• _SUPPLIED MATERIAL_:
☆ ☆ ☆ ☆
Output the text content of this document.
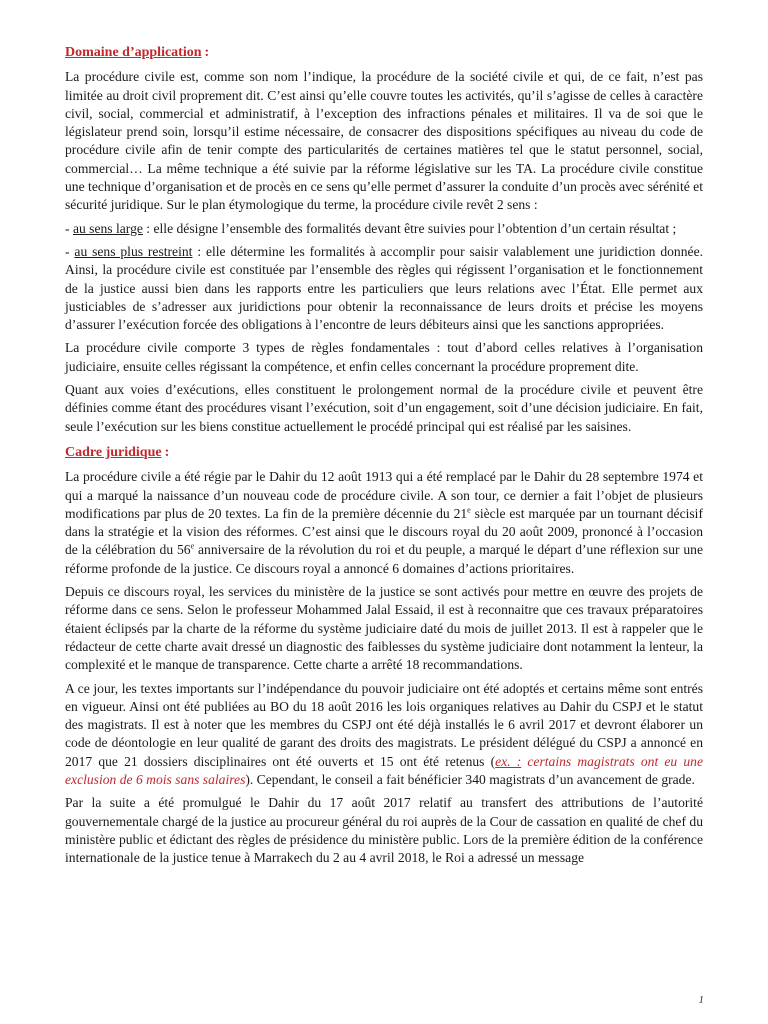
Domaine d’application :

La procédure civile est, comme son nom l’indique, la procédure de la société civile et qui, de ce fait, n’est pas limitée au droit civil proprement dit. C’est ainsi qu’elle couvre toutes les activités, qu’il s’agisse de celles à caractère civil, social, commercial et administratif, à l’exception des infractions pénales et militaires. Il va de soi que le législateur prend soin, lorsqu’il estime nécessaire, de consacrer des dispositions spécifiques au niveau du code de procédure civile afin de tenir compte des particularités de certaines matières tel que le statut personnel, social, commercial… La même technique a été suivie par la réforme législative sur les TA. La procédure civile constitue une technique d’organisation et de procès en ce sens qu’elle permet d’assurer la conduite d’un procès avec sérénité et sécurité juridique. Sur le plan étymologique du terme, la procédure civile revêt 2 sens :

- au sens large : elle désigne l’ensemble des formalités devant être suivies pour l’obtention d’un certain résultat ;

- au sens plus restreint : elle détermine les formalités à accomplir pour saisir valablement une juridiction donnée. Ainsi, la procédure civile est constituée par l’ensemble des règles qui régissent l’organisation et le fonctionnement de la justice aussi bien dans les rapports entre les particuliers que leurs relations avec l’État. Elle permet aux justiciables de s’adresser aux juridictions pour obtenir la reconnaissance de leurs droits et précise les moyens d’assurer l’exécution forcée des obligations à l’encontre de leurs débiteurs ainsi que les sanctions appropriées.

La procédure civile comporte 3 types de règles fondamentales : tout d’abord celles relatives à l’organisation judiciaire, ensuite celles régissant la compétence, et enfin celles concernant la procédure proprement dite.

Quant aux voies d’exécutions, elles constituent le prolongement normal de la procédure civile et peuvent être définies comme étant des procédures visant l’exécution, soit d’un engagement, soit d’une décision judiciaire. En fait, seule l’exécution sur les biens constitue actuellement le procédé principal qui est réalisé par les saisines.

Cadre juridique :

La procédure civile a été régie par le Dahir du 12 août 1913 qui a été remplacé par le Dahir du 28 septembre 1974 et qui a marqué la naissance d’un nouveau code de procédure civile. A son tour, ce dernier a fait l’objet de plusieurs modifications par plus de 20 textes. La fin de la première décennie du 21e siècle est marquée par un tournant décisif dans la stratégie et la vision des réformes. C’est ainsi que le discours royal du 20 août 2009, prononcé à l’occasion de la célébration du 56e anniversaire de la révolution du roi et du peuple, a marqué le départ d’une réflexion sur une réforme profonde de la justice. Ce discours royal a annoncé 6 domaines d’actions prioritaires.

Depuis ce discours royal, les services du ministère de la justice se sont activés pour mettre en œuvre des projets de réforme dans ce sens. Selon le professeur Mohammed Jalal Essaid, il est à reconnaitre que ces travaux préparatoires étaient éclipsés par la charte de la réforme du système judiciaire daté du mois de juillet 2013. Il est à rappeler que le rédacteur de cette charte avait dressé un diagnostic des faiblesses du système judiciaire dont notamment la lenteur, la complexité et le manque de transparence. Cette charte a arrêté 18 recommandations.

A ce jour, les textes importants sur l’indépendance du pouvoir judiciaire ont été adoptés et certains même sont entrés en vigueur. Ainsi ont été publiées au BO du 18 août 2016 les lois organiques relatives au Dahir du CSPJ et le statut des magistrats. Il est à noter que les membres du CSPJ ont été déjà installés le 6 avril 2017 et devront élaborer un code de déontologie en leur qualité de garant des droits des magistrats. Le président délégué du CSPJ a annoncé en 2017 que 21 dossiers disciplinaires ont été ouverts et 15 ont été retenus (ex. : certains magistrats ont eu une exclusion de 6 mois sans salaires). Cependant, le conseil a fait bénéficier 340 magistrats d’un avancement de grade.

Par la suite a été promulgué le Dahir du 17 août 2017 relatif au transfert des attributions de l’autorité gouvernementale chargé de la justice au procureur général du roi auprès de la Cour de cassation en qualité de chef du ministère public et édictant des règles de présidence du ministère public. Lors de la première édition de la conférence internationale de la justice tenue à Marrakech du 2 au 4 avril 2018, le Roi a adressé un message

1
☆ ☆ ☆ ☆
• _YOUR OBJECTIVE_:
Print the whole listing above once more, word for word, without its pictures.

• _CORRECT RESPONSE_:
Output the text content of this document.
Domaine d’application :

La procédure civile est, comme son nom l’indique, la procédure de la société civile et qui, de ce fait, n’est pas limitée au droit civil proprement dit. C’est ainsi qu’elle couvre toutes les activités, qu’il s’agisse de celles à caractère civil, social, commercial et administratif, à l’exception des infractions pénales et militaires. Il va de soi que le législateur prend soin, lorsqu’il estime nécessaire, de consacrer des dispositions spécifiques au niveau du code de procédure civile afin de tenir compte des particularités de certaines matières tel que le statut personnel, social, commercial… La même technique a été suivie par la réforme législative sur les TA. La procédure civile constitue une technique d’organisation et de procès en ce sens qu’elle permet d’assurer la conduite d’un procès avec sérénité et sécurité juridique. Sur le plan étymologique du terme, la procédure civile revêt 2 sens :

- au sens large : elle désigne l’ensemble des formalités devant être suivies pour l’obtention d’un certain résultat ;

- au sens plus restreint : elle détermine les formalités à accomplir pour saisir valablement une juridiction donnée. Ainsi, la procédure civile est constituée par l’ensemble des règles qui régissent l’organisation et le fonctionnement de la justice aussi bien dans les rapports entre les particuliers que leurs relations avec l’État. Elle permet aux justiciables de s’adresser aux juridictions pour obtenir la reconnaissance de leurs droits et précise les moyens d’assurer l’exécution forcée des obligations à l’encontre de leurs débiteurs ainsi que les sanctions appropriées.

La procédure civile comporte 3 types de règles fondamentales : tout d’abord celles relatives à l’organisation judiciaire, ensuite celles régissant la compétence, et enfin celles concernant la procédure proprement dite.

Quant aux voies d’exécutions, elles constituent le prolongement normal de la procédure civile et peuvent être définies comme étant des procédures visant l’exécution, soit d’un engagement, soit d’une décision judiciaire. En fait, seule l’exécution sur les biens constitue actuellement le procédé principal qui est réalisé par les saisines.

Cadre juridique :

La procédure civile a été régie par le Dahir du 12 août 1913 qui a été remplacé par le Dahir du 28 septembre 1974 et qui a marqué la naissance d’un nouveau code de procédure civile. A son tour, ce dernier a fait l’objet de plusieurs modifications par plus de 20 textes. La fin de la première décennie du 21e siècle est marquée par un tournant décisif dans la stratégie et la vision des réformes. C’est ainsi que le discours royal du 20 août 2009, prononcé à l’occasion de la célébration du 56e anniversaire de la révolution du roi et du peuple, a marqué le départ d’une réflexion sur une réforme profonde de la justice. Ce discours royal a annoncé 6 domaines d’actions prioritaires.

Depuis ce discours royal, les services du ministère de la justice se sont activés pour mettre en œuvre des projets de réforme dans ce sens. Selon le professeur Mohammed Jalal Essaid, il est à reconnaitre que ces travaux préparatoires étaient éclipsés par la charte de la réforme du système judiciaire daté du mois de juillet 2013. Il est à rappeler que le rédacteur de cette charte avait dressé un diagnostic des faiblesses du système judiciaire dont notamment la lenteur, la complexité et le manque de transparence. Cette charte a arrêté 18 recommandations.

A ce jour, les textes importants sur l’indépendance du pouvoir judiciaire ont été adoptés et certains même sont entrés en vigueur. Ainsi ont été publiées au BO du 18 août 2016 les lois organiques relatives au Dahir du CSPJ et le statut des magistrats. Il est à noter que les membres du CSPJ ont été déjà installés le 6 avril 2017 et devront élaborer un code de déontologie en leur qualité de garant des droits des magistrats. Le président délégué du CSPJ a annoncé en 2017 que 21 dossiers disciplinaires ont été ouverts et 15 ont été retenus (ex. : certains magistrats ont eu une exclusion de 6 mois sans salaires). Cependant, le conseil a fait bénéficier 340 magistrats d’un avancement de grade.

Par la suite a été promulgué le Dahir du 17 août 2017 relatif au transfert des attributions de l’autorité gouvernementale chargé de la justice au procureur général du roi auprès de la Cour de cassation en qualité de chef du ministère public et édictant des règles de présidence du ministère public. Lors de la première édition de la conférence internationale de la justice tenue à Marrakech du 2 au 4 avril 2018, le Roi a adressé un message

1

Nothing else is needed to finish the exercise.